──────── Stored records ────────
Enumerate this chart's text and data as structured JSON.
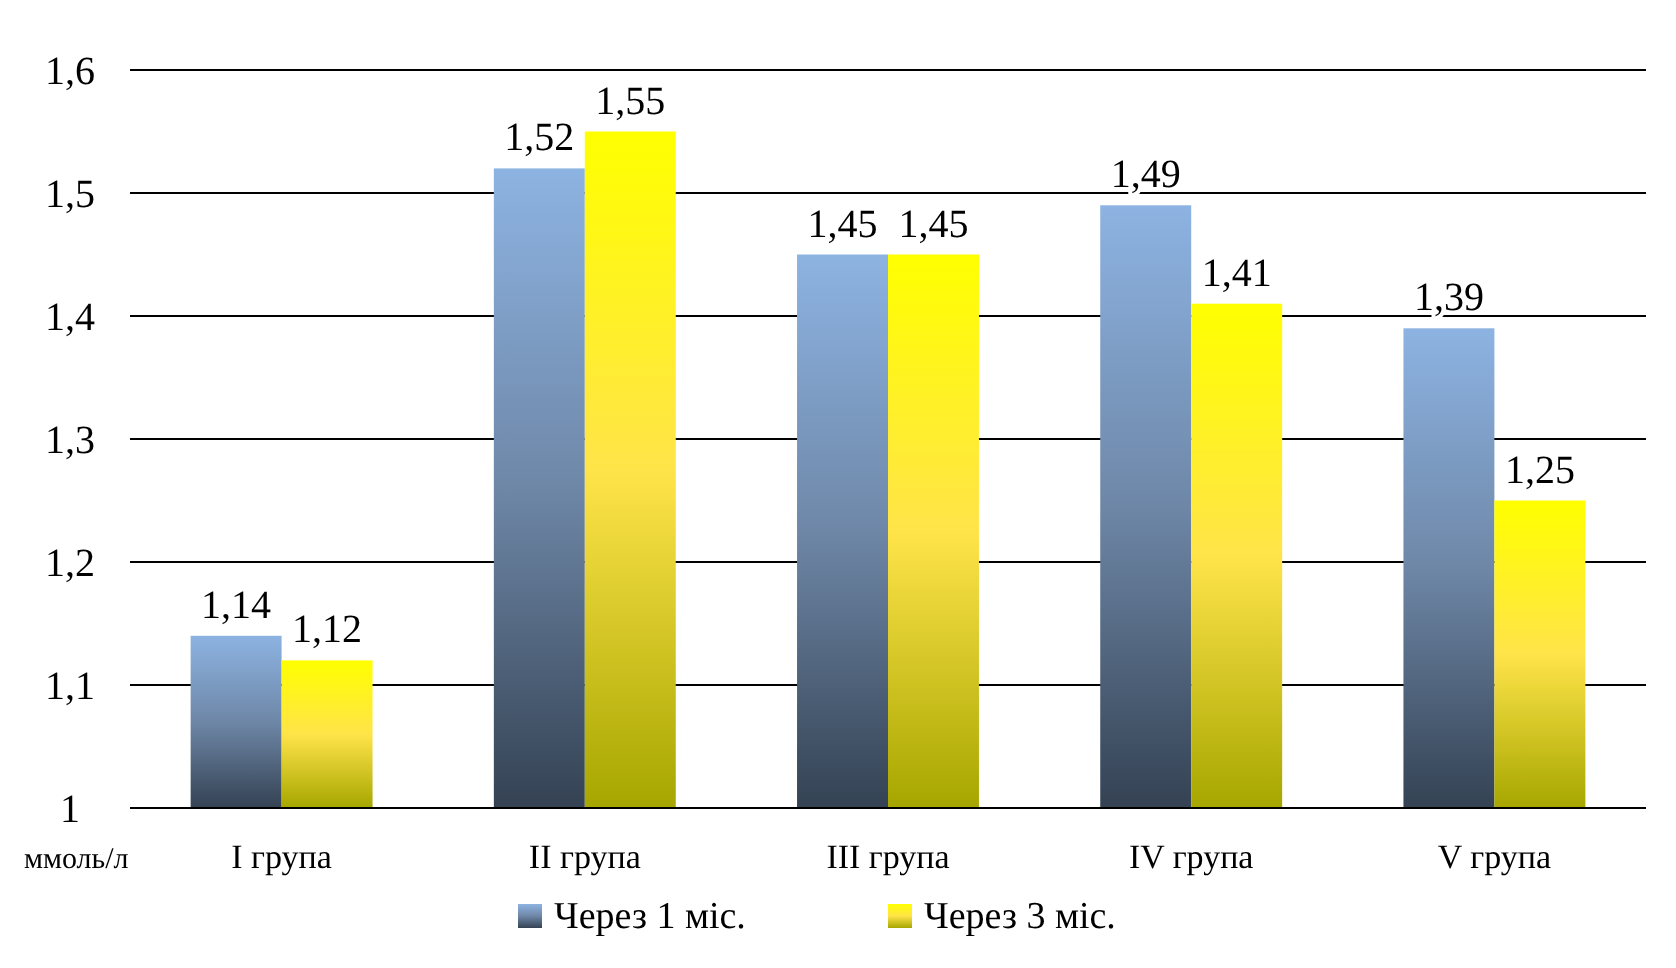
{
  "chart_data": {
    "type": "bar",
    "ylabel": "ммоль/л",
    "categories": [
      "I група",
      "II група",
      "III група",
      "IV група",
      "V група"
    ],
    "series": [
      {
        "name": "Через 1 міс.",
        "color": "#8db3e2",
        "values": [
          1.14,
          1.52,
          1.45,
          1.49,
          1.39
        ],
        "value_labels": [
          "1,14",
          "1,52",
          "1,45",
          "1,49",
          "1,39"
        ]
      },
      {
        "name": "Через 3 міс.",
        "color": "#ffff00",
        "values": [
          1.12,
          1.55,
          1.45,
          1.41,
          1.25
        ],
        "value_labels": [
          "1,12",
          "1,55",
          "1,45",
          "1,41",
          "1,25"
        ]
      }
    ],
    "ylim": [
      1,
      1.6
    ],
    "yticks": [
      1,
      {
        "value": 1.1,
        "label": "1,1"
      },
      {
        "value": 1.2,
        "label": "1,2"
      },
      {
        "value": 1.3,
        "label": "1,3"
      },
      {
        "value": 1.4,
        "label": "1,4"
      },
      {
        "value": 1.5,
        "label": "1,5"
      },
      {
        "value": 1.6,
        "label": "1,6"
      }
    ],
    "grid": "y",
    "legend": "bottom"
  }
}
────────
_Goal_
Write out the records above exactly as they appear, leaving out any pictures.

_The output_
Enumerate this chart's text and data as structured JSON.
{
  "chart_data": {
    "type": "bar",
    "ylabel": "ммоль/л",
    "categories": [
      "I група",
      "II група",
      "III група",
      "IV група",
      "V група"
    ],
    "series": [
      {
        "name": "Через 1 міс.",
        "color": "#8db3e2",
        "values": [
          1.14,
          1.52,
          1.45,
          1.49,
          1.39
        ],
        "value_labels": [
          "1,14",
          "1,52",
          "1,45",
          "1,49",
          "1,39"
        ]
      },
      {
        "name": "Через 3 міс.",
        "color": "#ffff00",
        "values": [
          1.12,
          1.55,
          1.45,
          1.41,
          1.25
        ],
        "value_labels": [
          "1,12",
          "1,55",
          "1,45",
          "1,41",
          "1,25"
        ]
      }
    ],
    "ylim": [
      1,
      1.6
    ],
    "yticks": [
      1,
      {
        "value": 1.1,
        "label": "1,1"
      },
      {
        "value": 1.2,
        "label": "1,2"
      },
      {
        "value": 1.3,
        "label": "1,3"
      },
      {
        "value": 1.4,
        "label": "1,4"
      },
      {
        "value": 1.5,
        "label": "1,5"
      },
      {
        "value": 1.6,
        "label": "1,6"
      }
    ],
    "grid": "y",
    "legend": "bottom"
  }
}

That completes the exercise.